■ **TASK GOAL**
Bring together every line in the data that includes "color".

:::

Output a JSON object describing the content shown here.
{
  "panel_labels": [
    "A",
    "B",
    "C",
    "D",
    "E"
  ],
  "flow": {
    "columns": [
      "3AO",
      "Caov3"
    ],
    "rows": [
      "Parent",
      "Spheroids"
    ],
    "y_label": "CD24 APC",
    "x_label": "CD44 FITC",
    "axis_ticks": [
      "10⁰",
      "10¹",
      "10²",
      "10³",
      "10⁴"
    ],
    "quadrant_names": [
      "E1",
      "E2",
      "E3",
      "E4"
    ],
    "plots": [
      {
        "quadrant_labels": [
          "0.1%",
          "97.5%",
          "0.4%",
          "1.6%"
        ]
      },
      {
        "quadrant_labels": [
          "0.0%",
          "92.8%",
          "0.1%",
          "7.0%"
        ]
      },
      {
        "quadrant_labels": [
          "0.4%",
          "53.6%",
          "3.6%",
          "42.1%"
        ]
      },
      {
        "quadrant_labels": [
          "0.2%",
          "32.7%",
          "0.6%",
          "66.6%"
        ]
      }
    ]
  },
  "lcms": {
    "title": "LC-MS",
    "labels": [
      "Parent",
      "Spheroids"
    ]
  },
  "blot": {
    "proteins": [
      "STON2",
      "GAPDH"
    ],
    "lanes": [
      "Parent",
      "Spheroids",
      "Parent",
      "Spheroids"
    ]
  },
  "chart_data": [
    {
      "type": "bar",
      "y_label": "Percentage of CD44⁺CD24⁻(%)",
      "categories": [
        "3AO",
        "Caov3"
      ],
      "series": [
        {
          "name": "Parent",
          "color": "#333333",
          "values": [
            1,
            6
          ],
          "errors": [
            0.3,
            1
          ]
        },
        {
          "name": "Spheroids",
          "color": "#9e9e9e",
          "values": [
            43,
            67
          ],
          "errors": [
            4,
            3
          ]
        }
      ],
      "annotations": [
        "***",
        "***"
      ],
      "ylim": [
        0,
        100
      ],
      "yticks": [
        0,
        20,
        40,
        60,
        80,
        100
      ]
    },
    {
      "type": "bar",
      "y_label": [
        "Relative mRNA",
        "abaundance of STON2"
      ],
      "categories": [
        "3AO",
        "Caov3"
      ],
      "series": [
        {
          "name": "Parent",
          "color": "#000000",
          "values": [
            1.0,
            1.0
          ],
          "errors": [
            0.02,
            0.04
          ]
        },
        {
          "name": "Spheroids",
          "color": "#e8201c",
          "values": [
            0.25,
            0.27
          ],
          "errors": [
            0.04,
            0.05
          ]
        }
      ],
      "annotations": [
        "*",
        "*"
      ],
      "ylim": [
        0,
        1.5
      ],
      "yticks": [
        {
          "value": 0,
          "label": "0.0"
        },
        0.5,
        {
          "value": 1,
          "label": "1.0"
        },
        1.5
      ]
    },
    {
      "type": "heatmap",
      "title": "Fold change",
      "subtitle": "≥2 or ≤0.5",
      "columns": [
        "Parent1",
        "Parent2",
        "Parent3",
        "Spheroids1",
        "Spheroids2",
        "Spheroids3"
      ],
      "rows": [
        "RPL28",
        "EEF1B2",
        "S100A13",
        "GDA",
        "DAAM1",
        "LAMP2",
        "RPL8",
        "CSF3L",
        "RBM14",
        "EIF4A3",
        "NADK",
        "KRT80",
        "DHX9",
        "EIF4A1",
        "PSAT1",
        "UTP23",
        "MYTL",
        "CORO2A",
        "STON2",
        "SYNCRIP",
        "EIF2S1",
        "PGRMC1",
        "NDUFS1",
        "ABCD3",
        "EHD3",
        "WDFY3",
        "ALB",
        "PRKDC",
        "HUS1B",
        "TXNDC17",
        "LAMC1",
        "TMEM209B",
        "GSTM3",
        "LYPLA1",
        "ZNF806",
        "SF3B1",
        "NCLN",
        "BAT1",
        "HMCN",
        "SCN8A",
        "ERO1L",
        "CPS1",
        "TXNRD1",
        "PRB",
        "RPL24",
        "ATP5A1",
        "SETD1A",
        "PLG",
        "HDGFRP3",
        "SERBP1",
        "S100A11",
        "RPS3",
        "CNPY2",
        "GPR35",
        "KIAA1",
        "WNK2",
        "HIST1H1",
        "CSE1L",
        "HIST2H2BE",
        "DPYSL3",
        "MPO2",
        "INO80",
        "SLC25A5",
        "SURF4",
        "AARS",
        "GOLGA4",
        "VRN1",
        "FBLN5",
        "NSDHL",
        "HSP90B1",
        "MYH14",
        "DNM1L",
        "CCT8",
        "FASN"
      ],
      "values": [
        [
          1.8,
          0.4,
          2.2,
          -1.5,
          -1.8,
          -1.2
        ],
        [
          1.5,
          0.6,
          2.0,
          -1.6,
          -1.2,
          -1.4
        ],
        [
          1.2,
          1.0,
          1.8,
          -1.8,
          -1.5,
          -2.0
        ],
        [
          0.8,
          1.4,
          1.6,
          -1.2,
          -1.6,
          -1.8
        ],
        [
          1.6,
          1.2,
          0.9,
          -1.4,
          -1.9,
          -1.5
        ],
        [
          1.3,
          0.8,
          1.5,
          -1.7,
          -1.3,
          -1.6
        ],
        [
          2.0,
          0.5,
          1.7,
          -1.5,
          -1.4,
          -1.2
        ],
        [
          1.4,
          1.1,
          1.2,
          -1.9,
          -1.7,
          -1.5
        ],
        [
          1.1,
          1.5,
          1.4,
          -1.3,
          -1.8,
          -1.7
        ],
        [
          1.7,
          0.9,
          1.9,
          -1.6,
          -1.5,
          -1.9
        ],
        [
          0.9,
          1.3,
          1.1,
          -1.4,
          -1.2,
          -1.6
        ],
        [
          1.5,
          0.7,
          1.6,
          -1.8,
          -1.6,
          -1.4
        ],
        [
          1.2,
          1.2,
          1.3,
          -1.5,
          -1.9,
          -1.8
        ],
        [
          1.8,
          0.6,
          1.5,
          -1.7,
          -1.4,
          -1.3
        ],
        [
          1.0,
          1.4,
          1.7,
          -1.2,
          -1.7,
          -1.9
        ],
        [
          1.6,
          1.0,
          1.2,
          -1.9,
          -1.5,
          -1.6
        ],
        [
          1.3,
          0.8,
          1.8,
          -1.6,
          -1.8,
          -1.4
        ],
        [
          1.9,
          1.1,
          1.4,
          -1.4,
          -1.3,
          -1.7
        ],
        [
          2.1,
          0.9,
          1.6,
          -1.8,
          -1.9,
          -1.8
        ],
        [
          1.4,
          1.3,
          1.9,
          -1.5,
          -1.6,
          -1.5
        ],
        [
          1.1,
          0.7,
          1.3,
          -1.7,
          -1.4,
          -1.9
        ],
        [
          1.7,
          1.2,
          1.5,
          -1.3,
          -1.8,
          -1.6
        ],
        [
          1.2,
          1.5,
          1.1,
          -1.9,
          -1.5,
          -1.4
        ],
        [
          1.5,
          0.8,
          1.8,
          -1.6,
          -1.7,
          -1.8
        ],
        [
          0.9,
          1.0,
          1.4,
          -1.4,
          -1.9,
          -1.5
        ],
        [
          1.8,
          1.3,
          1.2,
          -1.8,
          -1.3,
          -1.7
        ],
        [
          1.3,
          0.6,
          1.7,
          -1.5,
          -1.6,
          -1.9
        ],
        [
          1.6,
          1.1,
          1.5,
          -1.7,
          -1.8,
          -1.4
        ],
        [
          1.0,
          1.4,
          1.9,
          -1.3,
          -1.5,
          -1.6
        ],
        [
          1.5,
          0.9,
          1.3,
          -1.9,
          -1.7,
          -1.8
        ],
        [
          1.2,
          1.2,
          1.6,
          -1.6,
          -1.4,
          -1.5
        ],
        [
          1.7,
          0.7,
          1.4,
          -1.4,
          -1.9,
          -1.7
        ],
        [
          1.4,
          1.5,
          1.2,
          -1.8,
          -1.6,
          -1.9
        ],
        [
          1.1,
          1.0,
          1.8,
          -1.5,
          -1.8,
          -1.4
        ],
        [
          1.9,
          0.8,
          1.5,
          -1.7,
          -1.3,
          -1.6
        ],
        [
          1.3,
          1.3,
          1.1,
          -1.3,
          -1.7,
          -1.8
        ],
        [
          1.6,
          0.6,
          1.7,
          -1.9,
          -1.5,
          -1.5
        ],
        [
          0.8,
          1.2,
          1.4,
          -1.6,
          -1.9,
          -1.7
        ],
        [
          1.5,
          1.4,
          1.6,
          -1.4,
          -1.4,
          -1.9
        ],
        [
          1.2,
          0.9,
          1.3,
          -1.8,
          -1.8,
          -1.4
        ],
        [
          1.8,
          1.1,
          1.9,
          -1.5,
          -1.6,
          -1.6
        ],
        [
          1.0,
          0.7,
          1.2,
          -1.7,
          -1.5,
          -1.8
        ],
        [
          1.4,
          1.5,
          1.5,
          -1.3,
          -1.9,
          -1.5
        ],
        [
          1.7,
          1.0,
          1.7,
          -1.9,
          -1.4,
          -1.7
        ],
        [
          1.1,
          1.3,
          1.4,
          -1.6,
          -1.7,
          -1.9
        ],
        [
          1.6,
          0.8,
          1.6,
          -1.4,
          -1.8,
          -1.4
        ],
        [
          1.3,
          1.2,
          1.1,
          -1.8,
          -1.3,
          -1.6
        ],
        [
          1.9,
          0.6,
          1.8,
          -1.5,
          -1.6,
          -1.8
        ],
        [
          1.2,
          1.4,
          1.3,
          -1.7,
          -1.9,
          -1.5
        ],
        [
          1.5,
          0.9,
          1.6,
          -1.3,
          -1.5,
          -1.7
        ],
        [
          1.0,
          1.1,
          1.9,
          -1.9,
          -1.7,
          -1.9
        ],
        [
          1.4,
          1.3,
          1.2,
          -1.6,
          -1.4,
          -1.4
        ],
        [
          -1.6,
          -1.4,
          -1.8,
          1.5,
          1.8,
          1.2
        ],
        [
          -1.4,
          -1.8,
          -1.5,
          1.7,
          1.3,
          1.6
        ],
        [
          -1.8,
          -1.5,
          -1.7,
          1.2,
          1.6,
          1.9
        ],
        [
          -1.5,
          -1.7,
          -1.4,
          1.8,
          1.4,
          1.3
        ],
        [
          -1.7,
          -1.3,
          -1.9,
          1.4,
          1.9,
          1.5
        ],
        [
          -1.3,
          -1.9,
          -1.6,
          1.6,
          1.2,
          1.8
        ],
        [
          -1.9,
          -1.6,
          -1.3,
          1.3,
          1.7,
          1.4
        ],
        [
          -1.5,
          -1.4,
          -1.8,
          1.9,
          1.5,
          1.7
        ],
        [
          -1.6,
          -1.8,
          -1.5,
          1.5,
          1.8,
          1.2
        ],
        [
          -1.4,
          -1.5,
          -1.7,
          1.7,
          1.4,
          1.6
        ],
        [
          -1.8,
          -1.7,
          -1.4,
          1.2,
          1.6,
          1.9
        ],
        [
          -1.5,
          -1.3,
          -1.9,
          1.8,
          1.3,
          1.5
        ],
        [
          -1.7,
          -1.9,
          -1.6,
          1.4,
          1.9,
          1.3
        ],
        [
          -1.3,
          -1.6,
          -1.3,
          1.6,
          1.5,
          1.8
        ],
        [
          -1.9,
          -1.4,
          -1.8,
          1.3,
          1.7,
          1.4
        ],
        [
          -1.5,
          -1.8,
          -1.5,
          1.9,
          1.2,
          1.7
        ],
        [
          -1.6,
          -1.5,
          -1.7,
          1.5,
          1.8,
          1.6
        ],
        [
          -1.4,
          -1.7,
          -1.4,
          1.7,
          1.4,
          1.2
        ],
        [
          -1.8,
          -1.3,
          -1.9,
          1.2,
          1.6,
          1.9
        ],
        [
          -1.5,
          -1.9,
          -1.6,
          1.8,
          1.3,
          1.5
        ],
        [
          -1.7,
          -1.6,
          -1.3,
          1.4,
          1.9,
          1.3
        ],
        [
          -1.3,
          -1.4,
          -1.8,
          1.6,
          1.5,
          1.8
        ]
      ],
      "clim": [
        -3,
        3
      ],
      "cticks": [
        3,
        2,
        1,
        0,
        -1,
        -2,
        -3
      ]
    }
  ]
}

:::

■ **RESPONSE TO THIS EXERCISE**
          "color": "#333333",
          "color": "#9e9e9e",
          "color": "#000000",
          "color": "#e8201c",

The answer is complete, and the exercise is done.